*Task instructions:*
What follows is a listing; give it again exactly, in its entirety.

*Extracted data:*
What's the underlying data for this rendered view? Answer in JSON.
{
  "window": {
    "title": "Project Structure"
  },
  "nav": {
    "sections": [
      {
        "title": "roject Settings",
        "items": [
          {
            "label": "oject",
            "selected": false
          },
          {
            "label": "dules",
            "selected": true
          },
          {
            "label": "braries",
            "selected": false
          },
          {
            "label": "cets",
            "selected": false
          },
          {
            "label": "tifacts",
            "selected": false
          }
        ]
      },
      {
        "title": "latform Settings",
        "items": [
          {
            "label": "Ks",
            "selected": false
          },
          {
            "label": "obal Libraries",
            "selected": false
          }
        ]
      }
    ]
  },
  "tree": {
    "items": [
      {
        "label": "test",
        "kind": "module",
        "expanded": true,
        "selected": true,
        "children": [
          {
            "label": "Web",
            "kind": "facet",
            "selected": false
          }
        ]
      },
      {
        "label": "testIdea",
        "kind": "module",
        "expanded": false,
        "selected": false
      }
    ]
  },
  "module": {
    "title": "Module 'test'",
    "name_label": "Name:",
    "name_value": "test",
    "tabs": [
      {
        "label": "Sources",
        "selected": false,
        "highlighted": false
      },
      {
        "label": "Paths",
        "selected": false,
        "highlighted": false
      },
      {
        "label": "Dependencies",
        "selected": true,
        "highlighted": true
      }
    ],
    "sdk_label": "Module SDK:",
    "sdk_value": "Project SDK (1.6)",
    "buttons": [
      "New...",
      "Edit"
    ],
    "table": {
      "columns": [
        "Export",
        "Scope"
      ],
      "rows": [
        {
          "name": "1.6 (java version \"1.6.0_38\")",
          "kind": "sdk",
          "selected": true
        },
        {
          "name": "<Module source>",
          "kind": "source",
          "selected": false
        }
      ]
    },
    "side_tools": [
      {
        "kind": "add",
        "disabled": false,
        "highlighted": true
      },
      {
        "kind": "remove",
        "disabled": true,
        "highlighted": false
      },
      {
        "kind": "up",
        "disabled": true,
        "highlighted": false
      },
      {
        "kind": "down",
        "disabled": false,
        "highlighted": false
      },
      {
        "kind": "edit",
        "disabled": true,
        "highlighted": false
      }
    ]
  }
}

*The completed task:*
What's the underlying data for this rendered view? Answer in JSON.
{
  "window": {
    "title": "Project Structure"
  },
  "nav": {
    "sections": [
      {
        "title": "roject Settings",
        "items": [
          {
            "label": "oject",
            "selected": false
          },
          {
            "label": "dules",
            "selected": true
          },
          {
            "label": "braries",
            "selected": false
          },
          {
            "label": "cets",
            "selected": false
          },
          {
            "label": "tifacts",
            "selected": false
          }
        ]
      },
      {
        "title": "latform Settings",
        "items": [
          {
            "label": "Ks",
            "selected": false
          },
          {
            "label": "obal Libraries",
            "selected": false
          }
        ]
      }
    ]
  },
  "tree": {
    "items": [
      {
        "label": "test",
        "kind": "module",
        "expanded": true,
        "selected": true,
        "children": [
          {
            "label": "Web",
            "kind": "facet",
            "selected": false
          }
        ]
      },
      {
        "label": "testIdea",
        "kind": "module",
        "expanded": false,
        "selected": false
      }
    ]
  },
  "module": {
    "title": "Module 'test'",
    "name_label": "Name:",
    "name_value": "test",
    "tabs": [
      {
        "label": "Sources",
        "selected": false,
        "highlighted": false
      },
      {
        "label": "Paths",
        "selected": false,
        "highlighted": false
      },
      {
        "label": "Dependencies",
        "selected": true,
        "highlighted": true
      }
    ],
    "sdk_label": "Module SDK:",
    "sdk_value": "Project SDK (1.6)",
    "buttons": [
      "New...",
      "Edit"
    ],
    "table": {
      "columns": [
        "Export",
        "Scope"
      ],
      "rows": [
        {
          "name": "1.6 (java version \"1.6.0_38\")",
          "kind": "sdk",
          "selected": true
        },
        {
          "name": "<Module source>",
          "kind": "source",
          "selected": false
        }
      ]
    },
    "side_tools": [
      {
        "kind": "add",
        "disabled": false,
        "highlighted": true
      },
      {
        "kind": "remove",
        "disabled": true,
        "highlighted": false
      },
      {
        "kind": "up",
        "disabled": true,
        "highlighted": false
      },
      {
        "kind": "down",
        "disabled": false,
        "highlighted": false
      },
      {
        "kind": "edit",
        "disabled": true,
        "highlighted": false
      }
    ]
  }
}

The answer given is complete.